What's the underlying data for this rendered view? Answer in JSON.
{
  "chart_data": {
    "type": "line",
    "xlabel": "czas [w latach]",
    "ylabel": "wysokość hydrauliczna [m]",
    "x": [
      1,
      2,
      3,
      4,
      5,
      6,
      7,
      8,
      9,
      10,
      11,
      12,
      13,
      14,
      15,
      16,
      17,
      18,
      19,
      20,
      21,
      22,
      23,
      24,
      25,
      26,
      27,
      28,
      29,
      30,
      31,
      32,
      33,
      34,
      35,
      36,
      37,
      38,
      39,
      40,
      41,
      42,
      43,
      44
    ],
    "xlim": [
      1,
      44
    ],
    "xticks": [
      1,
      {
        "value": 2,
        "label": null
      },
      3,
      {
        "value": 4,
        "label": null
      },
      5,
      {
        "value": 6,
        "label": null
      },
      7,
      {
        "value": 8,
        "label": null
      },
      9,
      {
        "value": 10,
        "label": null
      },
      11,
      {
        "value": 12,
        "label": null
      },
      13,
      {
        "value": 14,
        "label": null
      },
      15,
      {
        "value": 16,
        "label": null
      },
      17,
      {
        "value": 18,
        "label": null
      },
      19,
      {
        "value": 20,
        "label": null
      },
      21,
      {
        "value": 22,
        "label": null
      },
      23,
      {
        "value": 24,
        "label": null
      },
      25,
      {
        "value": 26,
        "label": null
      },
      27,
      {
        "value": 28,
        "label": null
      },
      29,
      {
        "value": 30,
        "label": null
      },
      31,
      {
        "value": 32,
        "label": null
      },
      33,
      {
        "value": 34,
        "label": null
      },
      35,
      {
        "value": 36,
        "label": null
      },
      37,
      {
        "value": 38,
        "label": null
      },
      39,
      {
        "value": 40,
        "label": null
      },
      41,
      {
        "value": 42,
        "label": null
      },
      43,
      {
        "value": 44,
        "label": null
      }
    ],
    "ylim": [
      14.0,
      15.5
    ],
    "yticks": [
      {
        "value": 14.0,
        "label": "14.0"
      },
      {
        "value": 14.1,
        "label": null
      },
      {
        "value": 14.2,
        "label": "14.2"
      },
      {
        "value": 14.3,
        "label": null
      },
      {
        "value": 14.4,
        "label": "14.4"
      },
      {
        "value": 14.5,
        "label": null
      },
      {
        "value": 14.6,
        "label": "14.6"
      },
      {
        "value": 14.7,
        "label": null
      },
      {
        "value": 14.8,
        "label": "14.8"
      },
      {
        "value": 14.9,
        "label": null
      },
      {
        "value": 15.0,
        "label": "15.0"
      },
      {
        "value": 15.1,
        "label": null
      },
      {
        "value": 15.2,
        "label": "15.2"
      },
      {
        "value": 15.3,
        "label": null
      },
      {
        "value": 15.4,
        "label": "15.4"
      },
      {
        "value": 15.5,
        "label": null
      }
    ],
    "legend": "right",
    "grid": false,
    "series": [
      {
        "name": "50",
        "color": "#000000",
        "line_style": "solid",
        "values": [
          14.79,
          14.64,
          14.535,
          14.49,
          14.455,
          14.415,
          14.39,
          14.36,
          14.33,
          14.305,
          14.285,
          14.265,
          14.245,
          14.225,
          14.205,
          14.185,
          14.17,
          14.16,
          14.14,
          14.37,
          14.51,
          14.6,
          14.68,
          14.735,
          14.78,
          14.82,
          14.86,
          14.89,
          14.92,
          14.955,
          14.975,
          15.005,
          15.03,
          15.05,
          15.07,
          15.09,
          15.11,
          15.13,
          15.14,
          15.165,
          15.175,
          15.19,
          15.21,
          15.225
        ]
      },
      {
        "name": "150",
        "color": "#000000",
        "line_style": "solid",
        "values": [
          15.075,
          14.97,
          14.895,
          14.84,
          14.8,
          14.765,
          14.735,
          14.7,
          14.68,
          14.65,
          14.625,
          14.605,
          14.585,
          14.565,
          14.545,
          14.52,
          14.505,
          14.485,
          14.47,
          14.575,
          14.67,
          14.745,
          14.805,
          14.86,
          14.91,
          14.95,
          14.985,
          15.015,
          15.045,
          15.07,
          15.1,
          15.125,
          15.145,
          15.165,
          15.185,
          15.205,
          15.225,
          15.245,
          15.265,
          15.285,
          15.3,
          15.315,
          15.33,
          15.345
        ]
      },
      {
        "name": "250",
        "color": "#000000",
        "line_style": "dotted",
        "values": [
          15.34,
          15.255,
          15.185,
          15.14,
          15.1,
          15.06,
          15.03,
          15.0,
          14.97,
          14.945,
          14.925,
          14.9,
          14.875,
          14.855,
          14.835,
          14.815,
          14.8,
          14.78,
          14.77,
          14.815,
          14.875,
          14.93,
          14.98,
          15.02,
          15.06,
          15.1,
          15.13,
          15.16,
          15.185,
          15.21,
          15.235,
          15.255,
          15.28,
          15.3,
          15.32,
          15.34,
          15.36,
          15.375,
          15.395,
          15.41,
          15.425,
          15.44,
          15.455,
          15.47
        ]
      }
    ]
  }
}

Exercise task:
Extract every entry in the listing word for word.

Task result:
What's the underlying data for this rendered view? Answer in JSON.
{
  "chart_data": {
    "type": "line",
    "xlabel": "czas [w latach]",
    "ylabel": "wysokość hydrauliczna [m]",
    "x": [
      1,
      2,
      3,
      4,
      5,
      6,
      7,
      8,
      9,
      10,
      11,
      12,
      13,
      14,
      15,
      16,
      17,
      18,
      19,
      20,
      21,
      22,
      23,
      24,
      25,
      26,
      27,
      28,
      29,
      30,
      31,
      32,
      33,
      34,
      35,
      36,
      37,
      38,
      39,
      40,
      41,
      42,
      43,
      44
    ],
    "xlim": [
      1,
      44
    ],
    "xticks": [
      1,
      {
        "value": 2,
        "label": null
      },
      3,
      {
        "value": 4,
        "label": null
      },
      5,
      {
        "value": 6,
        "label": null
      },
      7,
      {
        "value": 8,
        "label": null
      },
      9,
      {
        "value": 10,
        "label": null
      },
      11,
      {
        "value": 12,
        "label": null
      },
      13,
      {
        "value": 14,
        "label": null
      },
      15,
      {
        "value": 16,
        "label": null
      },
      17,
      {
        "value": 18,
        "label": null
      },
      19,
      {
        "value": 20,
        "label": null
      },
      21,
      {
        "value": 22,
        "label": null
      },
      23,
      {
        "value": 24,
        "label": null
      },
      25,
      {
        "value": 26,
        "label": null
      },
      27,
      {
        "value": 28,
        "label": null
      },
      29,
      {
        "value": 30,
        "label": null
      },
      31,
      {
        "value": 32,
        "label": null
      },
      33,
      {
        "value": 34,
        "label": null
      },
      35,
      {
        "value": 36,
        "label": null
      },
      37,
      {
        "value": 38,
        "label": null
      },
      39,
      {
        "value": 40,
        "label": null
      },
      41,
      {
        "value": 42,
        "label": null
      },
      43,
      {
        "value": 44,
        "label": null
      }
    ],
    "ylim": [
      14.0,
      15.5
    ],
    "yticks": [
      {
        "value": 14.0,
        "label": "14.0"
      },
      {
        "value": 14.1,
        "label": null
      },
      {
        "value": 14.2,
        "label": "14.2"
      },
      {
        "value": 14.3,
        "label": null
      },
      {
        "value": 14.4,
        "label": "14.4"
      },
      {
        "value": 14.5,
        "label": null
      },
      {
        "value": 14.6,
        "label": "14.6"
      },
      {
        "value": 14.7,
        "label": null
      },
      {
        "value": 14.8,
        "label": "14.8"
      },
      {
        "value": 14.9,
        "label": null
      },
      {
        "value": 15.0,
        "label": "15.0"
      },
      {
        "value": 15.1,
        "label": null
      },
      {
        "value": 15.2,
        "label": "15.2"
      },
      {
        "value": 15.3,
        "label": null
      },
      {
        "value": 15.4,
        "label": "15.4"
      },
      {
        "value": 15.5,
        "label": null
      }
    ],
    "legend": "right",
    "grid": false,
    "series": [
      {
        "name": "50",
        "color": "#000000",
        "line_style": "solid",
        "values": [
          14.79,
          14.64,
          14.535,
          14.49,
          14.455,
          14.415,
          14.39,
          14.36,
          14.33,
          14.305,
          14.285,
          14.265,
          14.245,
          14.225,
          14.205,
          14.185,
          14.17,
          14.16,
          14.14,
          14.37,
          14.51,
          14.6,
          14.68,
          14.735,
          14.78,
          14.82,
          14.86,
          14.89,
          14.92,
          14.955,
          14.975,
          15.005,
          15.03,
          15.05,
          15.07,
          15.09,
          15.11,
          15.13,
          15.14,
          15.165,
          15.175,
          15.19,
          15.21,
          15.225
        ]
      },
      {
        "name": "150",
        "color": "#000000",
        "line_style": "solid",
        "values": [
          15.075,
          14.97,
          14.895,
          14.84,
          14.8,
          14.765,
          14.735,
          14.7,
          14.68,
          14.65,
          14.625,
          14.605,
          14.585,
          14.565,
          14.545,
          14.52,
          14.505,
          14.485,
          14.47,
          14.575,
          14.67,
          14.745,
          14.805,
          14.86,
          14.91,
          14.95,
          14.985,
          15.015,
          15.045,
          15.07,
          15.1,
          15.125,
          15.145,
          15.165,
          15.185,
          15.205,
          15.225,
          15.245,
          15.265,
          15.285,
          15.3,
          15.315,
          15.33,
          15.345
        ]
      },
      {
        "name": "250",
        "color": "#000000",
        "line_style": "dotted",
        "values": [
          15.34,
          15.255,
          15.185,
          15.14,
          15.1,
          15.06,
          15.03,
          15.0,
          14.97,
          14.945,
          14.925,
          14.9,
          14.875,
          14.855,
          14.835,
          14.815,
          14.8,
          14.78,
          14.77,
          14.815,
          14.875,
          14.93,
          14.98,
          15.02,
          15.06,
          15.1,
          15.13,
          15.16,
          15.185,
          15.21,
          15.235,
          15.255,
          15.28,
          15.3,
          15.32,
          15.34,
          15.36,
          15.375,
          15.395,
          15.41,
          15.425,
          15.44,
          15.455,
          15.47
        ]
      }
    ]
  }
}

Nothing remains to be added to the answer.